- Instructions to follow
Scan the material for the word "History", and copy each line where it shows up.

***

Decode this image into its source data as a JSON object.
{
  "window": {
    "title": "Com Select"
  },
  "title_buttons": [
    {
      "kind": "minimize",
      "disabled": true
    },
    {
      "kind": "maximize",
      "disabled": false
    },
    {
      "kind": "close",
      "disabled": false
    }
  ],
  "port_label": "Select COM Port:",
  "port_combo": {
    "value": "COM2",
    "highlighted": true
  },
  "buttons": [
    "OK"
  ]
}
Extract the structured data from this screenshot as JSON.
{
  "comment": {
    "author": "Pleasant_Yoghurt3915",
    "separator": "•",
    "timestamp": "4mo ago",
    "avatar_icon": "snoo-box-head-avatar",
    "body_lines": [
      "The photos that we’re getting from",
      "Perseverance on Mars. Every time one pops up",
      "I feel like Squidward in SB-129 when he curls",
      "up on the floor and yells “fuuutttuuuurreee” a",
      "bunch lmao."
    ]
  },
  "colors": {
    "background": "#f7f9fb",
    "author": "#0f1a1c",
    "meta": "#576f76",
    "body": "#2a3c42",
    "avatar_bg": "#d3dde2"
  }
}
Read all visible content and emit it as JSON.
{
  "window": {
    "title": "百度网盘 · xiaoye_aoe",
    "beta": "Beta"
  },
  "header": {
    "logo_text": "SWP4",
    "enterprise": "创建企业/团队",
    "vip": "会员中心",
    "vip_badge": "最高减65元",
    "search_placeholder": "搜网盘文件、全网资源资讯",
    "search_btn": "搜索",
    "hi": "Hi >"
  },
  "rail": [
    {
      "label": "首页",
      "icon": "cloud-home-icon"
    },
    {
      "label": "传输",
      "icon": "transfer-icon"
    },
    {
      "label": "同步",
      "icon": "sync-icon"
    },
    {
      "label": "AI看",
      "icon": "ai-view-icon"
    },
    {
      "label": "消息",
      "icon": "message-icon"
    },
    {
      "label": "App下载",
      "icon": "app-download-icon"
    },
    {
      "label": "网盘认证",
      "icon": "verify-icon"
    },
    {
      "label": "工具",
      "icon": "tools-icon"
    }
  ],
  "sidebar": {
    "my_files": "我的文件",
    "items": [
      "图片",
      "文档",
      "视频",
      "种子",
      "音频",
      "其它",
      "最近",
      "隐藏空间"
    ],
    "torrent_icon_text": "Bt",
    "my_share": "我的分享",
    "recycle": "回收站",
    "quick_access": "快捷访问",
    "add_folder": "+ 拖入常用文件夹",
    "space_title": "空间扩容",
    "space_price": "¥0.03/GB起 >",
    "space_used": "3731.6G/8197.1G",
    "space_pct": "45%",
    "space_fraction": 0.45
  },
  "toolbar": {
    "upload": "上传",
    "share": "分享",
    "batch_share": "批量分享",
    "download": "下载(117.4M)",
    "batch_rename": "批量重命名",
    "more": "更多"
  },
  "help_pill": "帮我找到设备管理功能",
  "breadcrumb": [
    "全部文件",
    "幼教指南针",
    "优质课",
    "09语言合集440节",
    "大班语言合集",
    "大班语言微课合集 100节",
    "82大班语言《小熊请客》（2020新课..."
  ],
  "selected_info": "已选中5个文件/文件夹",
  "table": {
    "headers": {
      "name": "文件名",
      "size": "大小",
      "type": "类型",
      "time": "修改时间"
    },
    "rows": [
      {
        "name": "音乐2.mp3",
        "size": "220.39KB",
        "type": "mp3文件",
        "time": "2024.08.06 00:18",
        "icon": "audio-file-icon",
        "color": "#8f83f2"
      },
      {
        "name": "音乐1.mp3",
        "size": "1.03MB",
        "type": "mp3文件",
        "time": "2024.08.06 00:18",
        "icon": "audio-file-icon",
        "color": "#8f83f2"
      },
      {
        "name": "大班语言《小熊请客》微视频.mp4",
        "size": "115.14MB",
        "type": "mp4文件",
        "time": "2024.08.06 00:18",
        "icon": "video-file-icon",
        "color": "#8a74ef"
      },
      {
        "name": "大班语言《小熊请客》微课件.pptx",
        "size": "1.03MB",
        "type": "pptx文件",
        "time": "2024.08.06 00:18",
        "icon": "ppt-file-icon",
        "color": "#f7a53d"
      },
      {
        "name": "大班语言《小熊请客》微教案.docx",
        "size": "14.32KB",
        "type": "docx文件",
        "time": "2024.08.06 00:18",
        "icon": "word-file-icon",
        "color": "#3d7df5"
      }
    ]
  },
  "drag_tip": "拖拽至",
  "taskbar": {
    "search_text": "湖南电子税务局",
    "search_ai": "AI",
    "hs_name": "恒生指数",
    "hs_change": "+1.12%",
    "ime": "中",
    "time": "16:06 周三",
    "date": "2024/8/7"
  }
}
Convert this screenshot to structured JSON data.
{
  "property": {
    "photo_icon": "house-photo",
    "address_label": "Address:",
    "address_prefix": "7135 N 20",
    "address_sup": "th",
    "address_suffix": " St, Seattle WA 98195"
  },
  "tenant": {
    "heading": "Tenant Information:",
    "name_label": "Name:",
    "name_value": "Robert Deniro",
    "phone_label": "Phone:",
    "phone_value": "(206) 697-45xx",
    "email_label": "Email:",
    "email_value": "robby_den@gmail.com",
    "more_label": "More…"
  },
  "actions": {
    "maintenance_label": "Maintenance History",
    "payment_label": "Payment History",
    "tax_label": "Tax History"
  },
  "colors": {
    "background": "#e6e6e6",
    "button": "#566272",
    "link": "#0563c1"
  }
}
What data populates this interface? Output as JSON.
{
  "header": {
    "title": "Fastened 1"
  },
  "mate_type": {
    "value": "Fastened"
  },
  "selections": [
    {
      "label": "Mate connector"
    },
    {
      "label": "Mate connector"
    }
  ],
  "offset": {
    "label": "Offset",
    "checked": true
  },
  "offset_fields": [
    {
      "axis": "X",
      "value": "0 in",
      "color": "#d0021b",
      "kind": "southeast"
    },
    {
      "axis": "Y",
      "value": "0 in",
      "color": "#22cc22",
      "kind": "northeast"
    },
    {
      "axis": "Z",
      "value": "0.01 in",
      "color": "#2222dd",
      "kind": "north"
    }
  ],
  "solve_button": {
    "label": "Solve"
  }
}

***

- Solution for this problem
    "maintenance_label": "Maintenance History",
    "payment_label": "Payment History",
    "tax_label": "Tax History"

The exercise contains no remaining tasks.